___ Data lines ___
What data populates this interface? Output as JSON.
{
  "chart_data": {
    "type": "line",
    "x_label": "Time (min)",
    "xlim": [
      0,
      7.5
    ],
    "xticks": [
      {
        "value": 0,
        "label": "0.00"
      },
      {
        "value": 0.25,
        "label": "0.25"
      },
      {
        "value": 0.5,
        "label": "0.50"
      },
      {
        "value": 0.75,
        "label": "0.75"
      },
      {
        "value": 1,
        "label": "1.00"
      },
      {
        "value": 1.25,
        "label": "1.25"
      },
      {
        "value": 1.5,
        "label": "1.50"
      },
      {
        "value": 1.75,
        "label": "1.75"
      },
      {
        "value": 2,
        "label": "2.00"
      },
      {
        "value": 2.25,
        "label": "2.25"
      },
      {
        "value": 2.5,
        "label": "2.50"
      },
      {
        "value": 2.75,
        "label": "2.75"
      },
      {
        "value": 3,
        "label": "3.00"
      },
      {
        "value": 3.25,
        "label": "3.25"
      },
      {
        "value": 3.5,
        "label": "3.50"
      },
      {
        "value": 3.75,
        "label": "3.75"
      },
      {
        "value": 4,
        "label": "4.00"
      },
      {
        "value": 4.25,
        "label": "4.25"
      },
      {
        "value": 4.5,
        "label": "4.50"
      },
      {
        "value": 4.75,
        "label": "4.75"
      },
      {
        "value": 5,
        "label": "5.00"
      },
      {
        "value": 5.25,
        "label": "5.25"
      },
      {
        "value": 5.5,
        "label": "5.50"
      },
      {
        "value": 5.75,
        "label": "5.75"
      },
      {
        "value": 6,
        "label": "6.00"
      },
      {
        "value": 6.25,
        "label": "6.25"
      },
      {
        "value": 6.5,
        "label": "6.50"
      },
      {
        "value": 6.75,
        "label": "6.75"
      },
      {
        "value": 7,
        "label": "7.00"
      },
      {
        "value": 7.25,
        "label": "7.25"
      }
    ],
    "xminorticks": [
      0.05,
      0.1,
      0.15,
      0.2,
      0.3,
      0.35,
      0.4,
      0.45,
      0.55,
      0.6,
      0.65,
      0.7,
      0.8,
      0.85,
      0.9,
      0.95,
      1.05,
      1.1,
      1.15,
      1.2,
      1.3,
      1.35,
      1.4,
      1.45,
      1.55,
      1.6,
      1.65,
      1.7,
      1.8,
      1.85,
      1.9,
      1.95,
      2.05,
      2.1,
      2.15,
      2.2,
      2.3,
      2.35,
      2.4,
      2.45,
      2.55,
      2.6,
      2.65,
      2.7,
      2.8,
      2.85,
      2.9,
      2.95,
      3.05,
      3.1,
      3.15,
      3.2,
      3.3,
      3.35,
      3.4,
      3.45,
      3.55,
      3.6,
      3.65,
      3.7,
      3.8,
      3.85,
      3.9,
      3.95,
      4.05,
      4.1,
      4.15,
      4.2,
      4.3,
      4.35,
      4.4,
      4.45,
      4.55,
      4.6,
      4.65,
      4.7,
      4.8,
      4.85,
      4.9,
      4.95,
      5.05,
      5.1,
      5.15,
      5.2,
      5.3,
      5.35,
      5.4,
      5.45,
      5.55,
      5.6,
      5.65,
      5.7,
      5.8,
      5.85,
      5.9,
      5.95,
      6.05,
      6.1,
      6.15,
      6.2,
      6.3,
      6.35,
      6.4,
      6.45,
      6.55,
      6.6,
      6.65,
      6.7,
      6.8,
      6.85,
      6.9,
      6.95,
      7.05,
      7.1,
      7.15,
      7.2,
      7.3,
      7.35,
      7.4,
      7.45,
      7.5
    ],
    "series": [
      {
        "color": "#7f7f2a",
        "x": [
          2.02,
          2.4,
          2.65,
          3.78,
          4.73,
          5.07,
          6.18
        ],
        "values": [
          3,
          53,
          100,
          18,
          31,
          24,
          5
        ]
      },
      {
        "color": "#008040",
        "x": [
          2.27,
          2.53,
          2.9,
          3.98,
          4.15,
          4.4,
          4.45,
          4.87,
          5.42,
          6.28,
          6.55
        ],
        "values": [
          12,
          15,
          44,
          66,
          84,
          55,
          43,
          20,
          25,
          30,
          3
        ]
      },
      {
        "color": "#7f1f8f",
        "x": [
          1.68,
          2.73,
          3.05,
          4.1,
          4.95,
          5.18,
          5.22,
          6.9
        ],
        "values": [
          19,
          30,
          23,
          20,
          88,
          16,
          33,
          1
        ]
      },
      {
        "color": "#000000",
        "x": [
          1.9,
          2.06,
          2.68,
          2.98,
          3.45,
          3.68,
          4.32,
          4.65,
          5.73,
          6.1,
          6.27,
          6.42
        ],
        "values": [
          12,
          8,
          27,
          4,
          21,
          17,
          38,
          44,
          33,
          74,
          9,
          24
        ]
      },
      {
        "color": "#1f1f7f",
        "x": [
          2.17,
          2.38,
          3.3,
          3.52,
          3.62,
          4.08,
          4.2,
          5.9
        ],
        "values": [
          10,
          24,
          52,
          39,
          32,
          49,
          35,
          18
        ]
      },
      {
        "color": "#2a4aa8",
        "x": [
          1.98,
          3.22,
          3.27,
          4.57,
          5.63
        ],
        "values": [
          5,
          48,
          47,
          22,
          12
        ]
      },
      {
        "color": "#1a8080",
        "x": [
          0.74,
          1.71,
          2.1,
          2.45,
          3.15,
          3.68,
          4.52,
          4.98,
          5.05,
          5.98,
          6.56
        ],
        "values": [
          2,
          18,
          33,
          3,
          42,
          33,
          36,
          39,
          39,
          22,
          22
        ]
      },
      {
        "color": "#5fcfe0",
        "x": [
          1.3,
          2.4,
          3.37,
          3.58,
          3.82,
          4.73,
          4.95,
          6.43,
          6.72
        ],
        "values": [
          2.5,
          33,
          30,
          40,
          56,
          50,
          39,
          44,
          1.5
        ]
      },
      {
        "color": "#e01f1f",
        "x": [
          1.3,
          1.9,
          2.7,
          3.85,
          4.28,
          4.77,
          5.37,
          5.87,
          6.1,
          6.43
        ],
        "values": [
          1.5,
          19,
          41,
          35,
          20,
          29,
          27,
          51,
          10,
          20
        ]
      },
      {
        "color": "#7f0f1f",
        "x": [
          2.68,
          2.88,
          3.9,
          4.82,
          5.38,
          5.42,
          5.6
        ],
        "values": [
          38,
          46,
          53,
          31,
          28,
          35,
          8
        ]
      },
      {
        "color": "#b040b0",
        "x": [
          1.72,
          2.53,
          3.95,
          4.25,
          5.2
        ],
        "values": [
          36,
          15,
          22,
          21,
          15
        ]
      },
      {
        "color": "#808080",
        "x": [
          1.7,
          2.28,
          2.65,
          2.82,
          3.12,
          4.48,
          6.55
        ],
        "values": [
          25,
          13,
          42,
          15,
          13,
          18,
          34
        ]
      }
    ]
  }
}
___
## Challenge
Transcribe the data. Leave every line exactly as it is.

## Written response
What data populates this interface? Output as JSON.
{
  "chart_data": {
    "type": "line",
    "x_label": "Time (min)",
    "xlim": [
      0,
      7.5
    ],
    "xticks": [
      {
        "value": 0,
        "label": "0.00"
      },
      {
        "value": 0.25,
        "label": "0.25"
      },
      {
        "value": 0.5,
        "label": "0.50"
      },
      {
        "value": 0.75,
        "label": "0.75"
      },
      {
        "value": 1,
        "label": "1.00"
      },
      {
        "value": 1.25,
        "label": "1.25"
      },
      {
        "value": 1.5,
        "label": "1.50"
      },
      {
        "value": 1.75,
        "label": "1.75"
      },
      {
        "value": 2,
        "label": "2.00"
      },
      {
        "value": 2.25,
        "label": "2.25"
      },
      {
        "value": 2.5,
        "label": "2.50"
      },
      {
        "value": 2.75,
        "label": "2.75"
      },
      {
        "value": 3,
        "label": "3.00"
      },
      {
        "value": 3.25,
        "label": "3.25"
      },
      {
        "value": 3.5,
        "label": "3.50"
      },
      {
        "value": 3.75,
        "label": "3.75"
      },
      {
        "value": 4,
        "label": "4.00"
      },
      {
        "value": 4.25,
        "label": "4.25"
      },
      {
        "value": 4.5,
        "label": "4.50"
      },
      {
        "value": 4.75,
        "label": "4.75"
      },
      {
        "value": 5,
        "label": "5.00"
      },
      {
        "value": 5.25,
        "label": "5.25"
      },
      {
        "value": 5.5,
        "label": "5.50"
      },
      {
        "value": 5.75,
        "label": "5.75"
      },
      {
        "value": 6,
        "label": "6.00"
      },
      {
        "value": 6.25,
        "label": "6.25"
      },
      {
        "value": 6.5,
        "label": "6.50"
      },
      {
        "value": 6.75,
        "label": "6.75"
      },
      {
        "value": 7,
        "label": "7.00"
      },
      {
        "value": 7.25,
        "label": "7.25"
      }
    ],
    "xminorticks": [
      0.05,
      0.1,
      0.15,
      0.2,
      0.3,
      0.35,
      0.4,
      0.45,
      0.55,
      0.6,
      0.65,
      0.7,
      0.8,
      0.85,
      0.9,
      0.95,
      1.05,
      1.1,
      1.15,
      1.2,
      1.3,
      1.35,
      1.4,
      1.45,
      1.55,
      1.6,
      1.65,
      1.7,
      1.8,
      1.85,
      1.9,
      1.95,
      2.05,
      2.1,
      2.15,
      2.2,
      2.3,
      2.35,
      2.4,
      2.45,
      2.55,
      2.6,
      2.65,
      2.7,
      2.8,
      2.85,
      2.9,
      2.95,
      3.05,
      3.1,
      3.15,
      3.2,
      3.3,
      3.35,
      3.4,
      3.45,
      3.55,
      3.6,
      3.65,
      3.7,
      3.8,
      3.85,
      3.9,
      3.95,
      4.05,
      4.1,
      4.15,
      4.2,
      4.3,
      4.35,
      4.4,
      4.45,
      4.55,
      4.6,
      4.65,
      4.7,
      4.8,
      4.85,
      4.9,
      4.95,
      5.05,
      5.1,
      5.15,
      5.2,
      5.3,
      5.35,
      5.4,
      5.45,
      5.55,
      5.6,
      5.65,
      5.7,
      5.8,
      5.85,
      5.9,
      5.95,
      6.05,
      6.1,
      6.15,
      6.2,
      6.3,
      6.35,
      6.4,
      6.45,
      6.55,
      6.6,
      6.65,
      6.7,
      6.8,
      6.85,
      6.9,
      6.95,
      7.05,
      7.1,
      7.15,
      7.2,
      7.3,
      7.35,
      7.4,
      7.45,
      7.5
    ],
    "series": [
      {
        "color": "#7f7f2a",
        "x": [
          2.02,
          2.4,
          2.65,
          3.78,
          4.73,
          5.07,
          6.18
        ],
        "values": [
          3,
          53,
          100,
          18,
          31,
          24,
          5
        ]
      },
      {
        "color": "#008040",
        "x": [
          2.27,
          2.53,
          2.9,
          3.98,
          4.15,
          4.4,
          4.45,
          4.87,
          5.42,
          6.28,
          6.55
        ],
        "values": [
          12,
          15,
          44,
          66,
          84,
          55,
          43,
          20,
          25,
          30,
          3
        ]
      },
      {
        "color": "#7f1f8f",
        "x": [
          1.68,
          2.73,
          3.05,
          4.1,
          4.95,
          5.18,
          5.22,
          6.9
        ],
        "values": [
          19,
          30,
          23,
          20,
          88,
          16,
          33,
          1
        ]
      },
      {
        "color": "#000000",
        "x": [
          1.9,
          2.06,
          2.68,
          2.98,
          3.45,
          3.68,
          4.32,
          4.65,
          5.73,
          6.1,
          6.27,
          6.42
        ],
        "values": [
          12,
          8,
          27,
          4,
          21,
          17,
          38,
          44,
          33,
          74,
          9,
          24
        ]
      },
      {
        "color": "#1f1f7f",
        "x": [
          2.17,
          2.38,
          3.3,
          3.52,
          3.62,
          4.08,
          4.2,
          5.9
        ],
        "values": [
          10,
          24,
          52,
          39,
          32,
          49,
          35,
          18
        ]
      },
      {
        "color": "#2a4aa8",
        "x": [
          1.98,
          3.22,
          3.27,
          4.57,
          5.63
        ],
        "values": [
          5,
          48,
          47,
          22,
          12
        ]
      },
      {
        "color": "#1a8080",
        "x": [
          0.74,
          1.71,
          2.1,
          2.45,
          3.15,
          3.68,
          4.52,
          4.98,
          5.05,
          5.98,
          6.56
        ],
        "values": [
          2,
          18,
          33,
          3,
          42,
          33,
          36,
          39,
          39,
          22,
          22
        ]
      },
      {
        "color": "#5fcfe0",
        "x": [
          1.3,
          2.4,
          3.37,
          3.58,
          3.82,
          4.73,
          4.95,
          6.43,
          6.72
        ],
        "values": [
          2.5,
          33,
          30,
          40,
          56,
          50,
          39,
          44,
          1.5
        ]
      },
      {
        "color": "#e01f1f",
        "x": [
          1.3,
          1.9,
          2.7,
          3.85,
          4.28,
          4.77,
          5.37,
          5.87,
          6.1,
          6.43
        ],
        "values": [
          1.5,
          19,
          41,
          35,
          20,
          29,
          27,
          51,
          10,
          20
        ]
      },
      {
        "color": "#7f0f1f",
        "x": [
          2.68,
          2.88,
          3.9,
          4.82,
          5.38,
          5.42,
          5.6
        ],
        "values": [
          38,
          46,
          53,
          31,
          28,
          35,
          8
        ]
      },
      {
        "color": "#b040b0",
        "x": [
          1.72,
          2.53,
          3.95,
          4.25,
          5.2
        ],
        "values": [
          36,
          15,
          22,
          21,
          15
        ]
      },
      {
        "color": "#808080",
        "x": [
          1.7,
          2.28,
          2.65,
          2.82,
          3.12,
          4.48,
          6.55
        ],
        "values": [
          25,
          13,
          42,
          15,
          13,
          18,
          34
        ]
      }
    ]
  }
}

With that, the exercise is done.